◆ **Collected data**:
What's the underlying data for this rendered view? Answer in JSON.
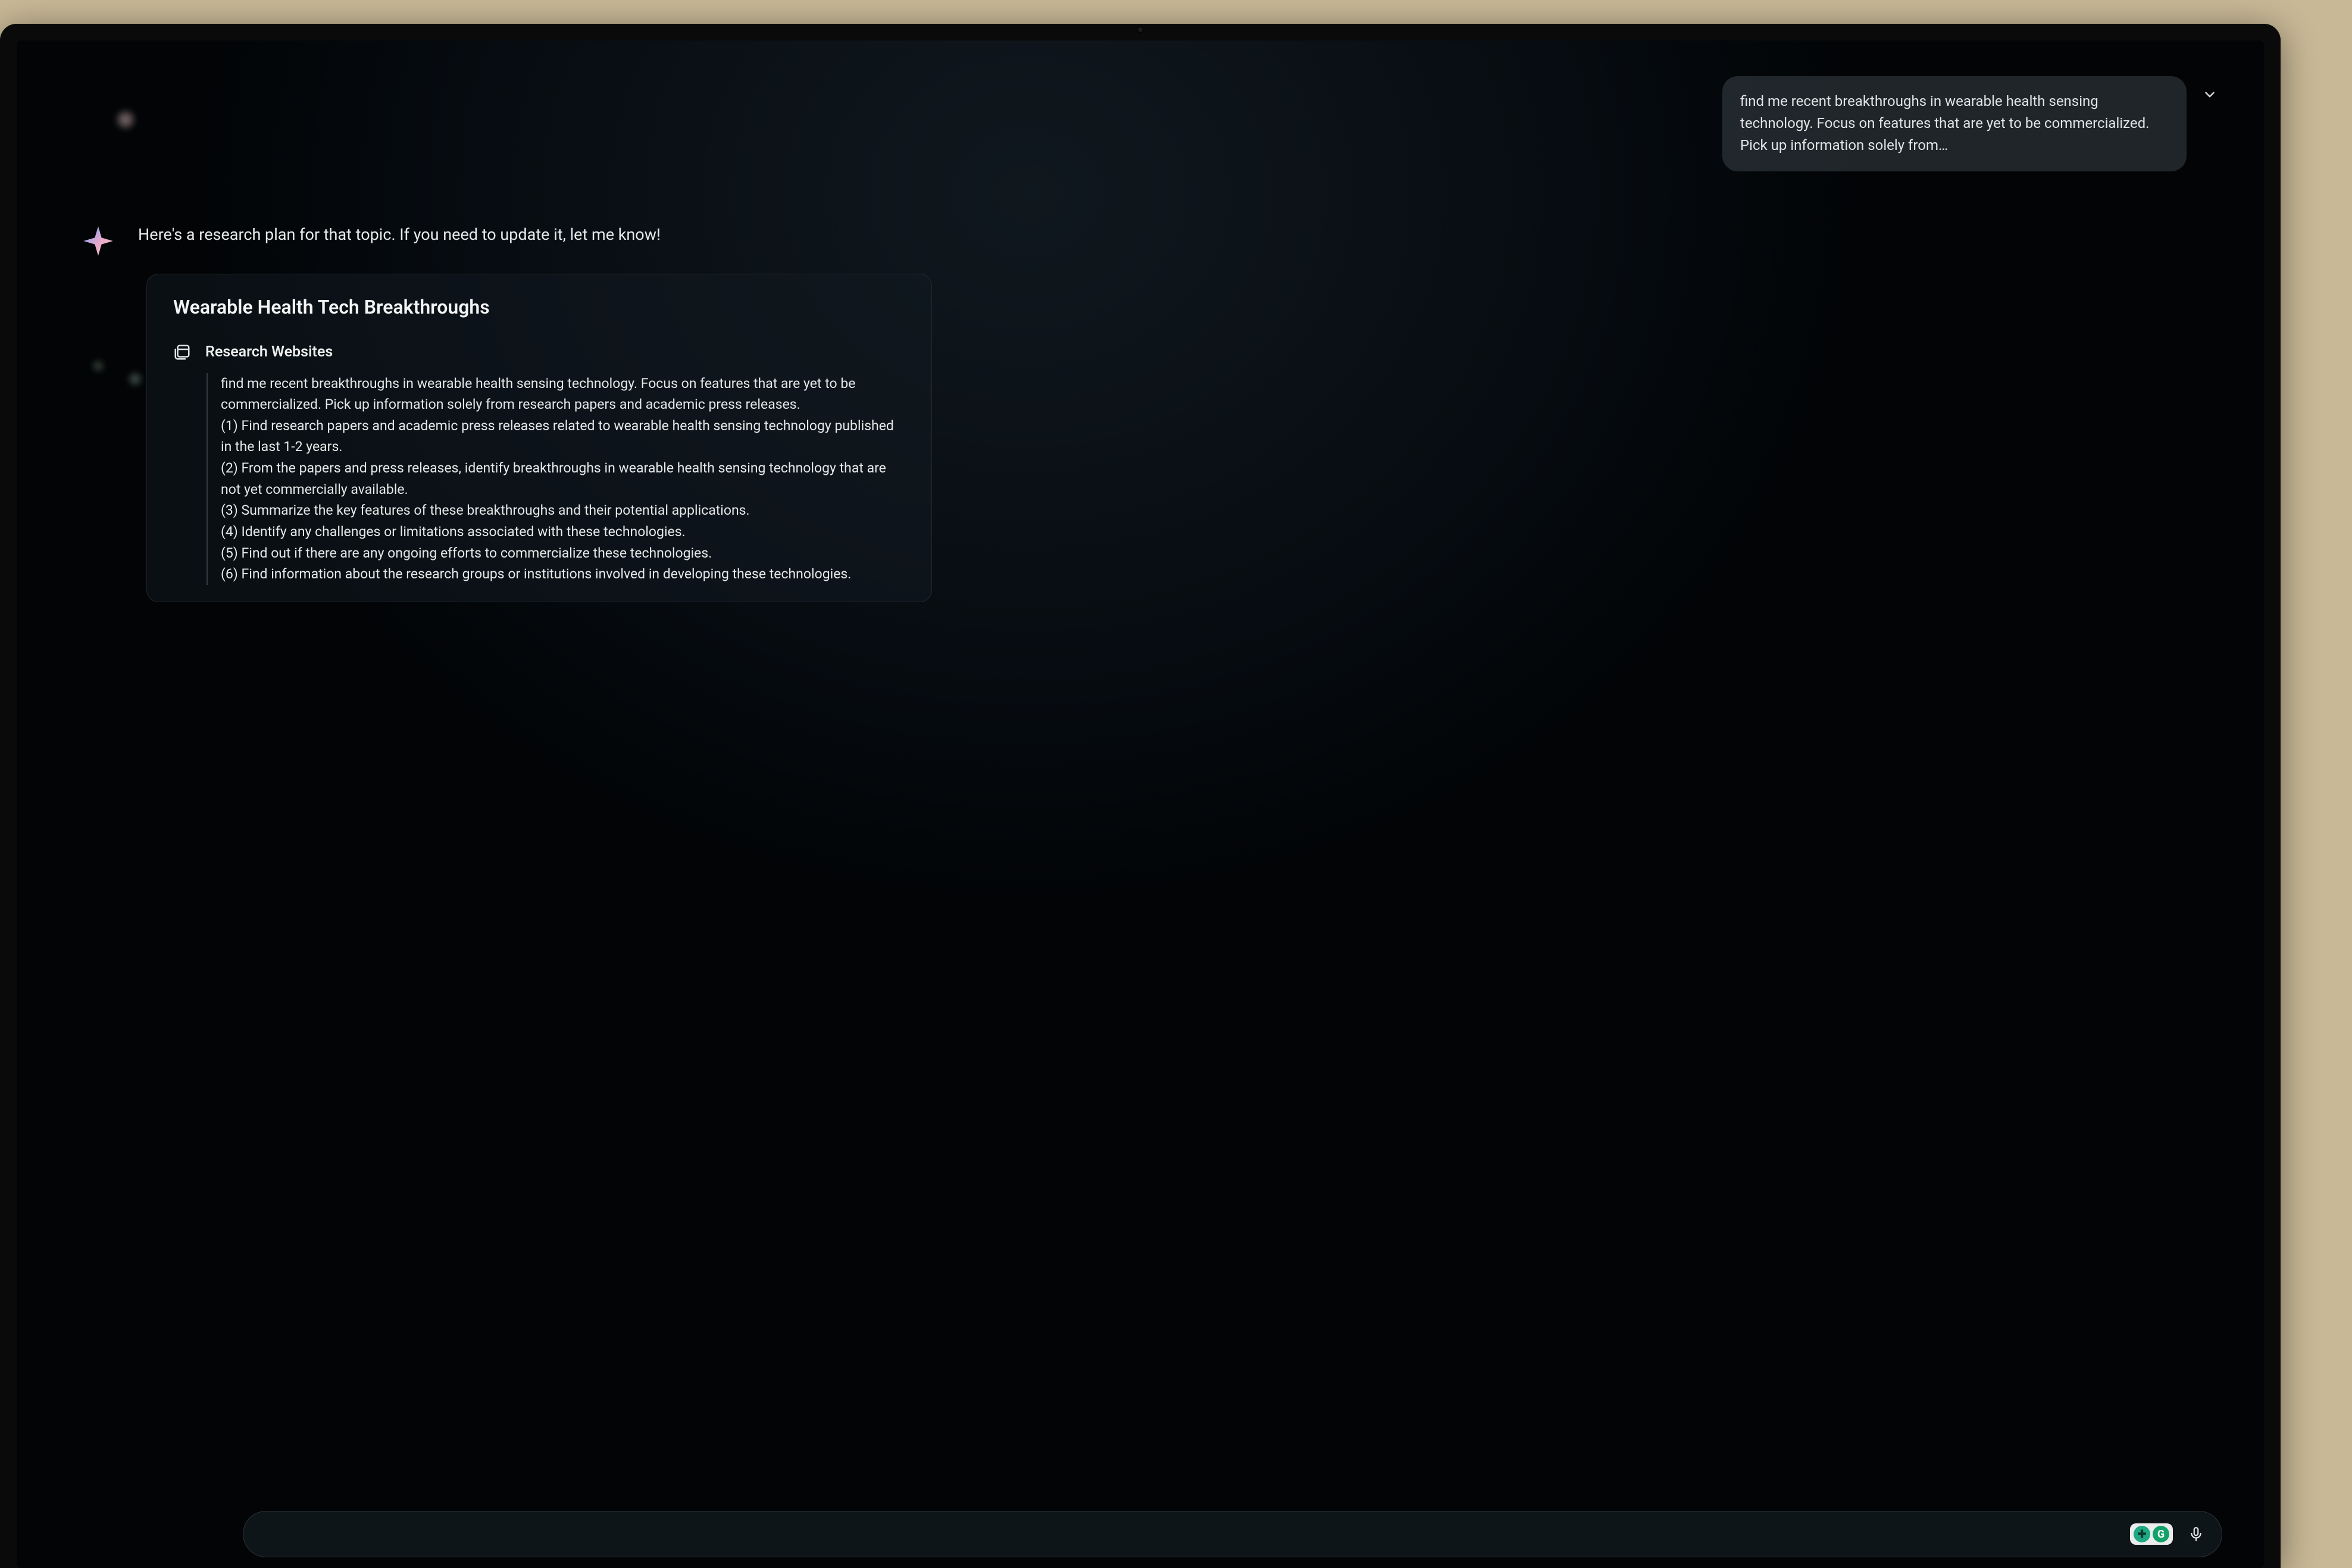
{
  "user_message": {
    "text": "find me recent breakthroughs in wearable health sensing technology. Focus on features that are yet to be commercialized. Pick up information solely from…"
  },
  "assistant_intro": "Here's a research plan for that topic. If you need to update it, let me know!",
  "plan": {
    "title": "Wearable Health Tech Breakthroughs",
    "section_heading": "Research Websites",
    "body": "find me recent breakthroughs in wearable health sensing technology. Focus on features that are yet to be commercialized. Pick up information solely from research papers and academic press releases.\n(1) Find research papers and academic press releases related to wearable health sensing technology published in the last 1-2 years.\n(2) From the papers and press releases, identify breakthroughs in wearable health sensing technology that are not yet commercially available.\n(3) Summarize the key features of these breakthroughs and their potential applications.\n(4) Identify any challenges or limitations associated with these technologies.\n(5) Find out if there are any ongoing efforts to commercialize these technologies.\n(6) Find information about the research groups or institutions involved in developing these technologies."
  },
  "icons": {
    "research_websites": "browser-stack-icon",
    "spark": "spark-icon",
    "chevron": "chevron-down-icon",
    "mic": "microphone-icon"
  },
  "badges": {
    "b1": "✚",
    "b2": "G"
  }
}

◆ **WRITTEN TASK**: Check each line above for the word "information" and copy the ones that have it.

◆ **EXERCISE OUTPUT**:
    "text": "find me recent breakthroughs in wearable health sensing technology. Focus on features that are yet to be commercialized. Pick up information solely from…"
    "body": "find me recent breakthroughs in wearable health sensing technology. Focus on features that are yet to be commercialized. Pick up information solely from research papers and academic press releases.\n(1) Find research papers and academic press releases related to wearable health sensing technology published in the last 1-2 years.\n(2) From the papers and press releases, identify breakthroughs in wearable health sensing technology that are not yet commercially available.\n(3) Summarize the key features of these breakthroughs and their potential applications.\n(4) Identify any challenges or limitations associated with these technologies.\n(5) Find out if there are any ongoing efforts to commercialize these technologies.\n(6) Find information about the research groups or institutions involved in developing these technologies."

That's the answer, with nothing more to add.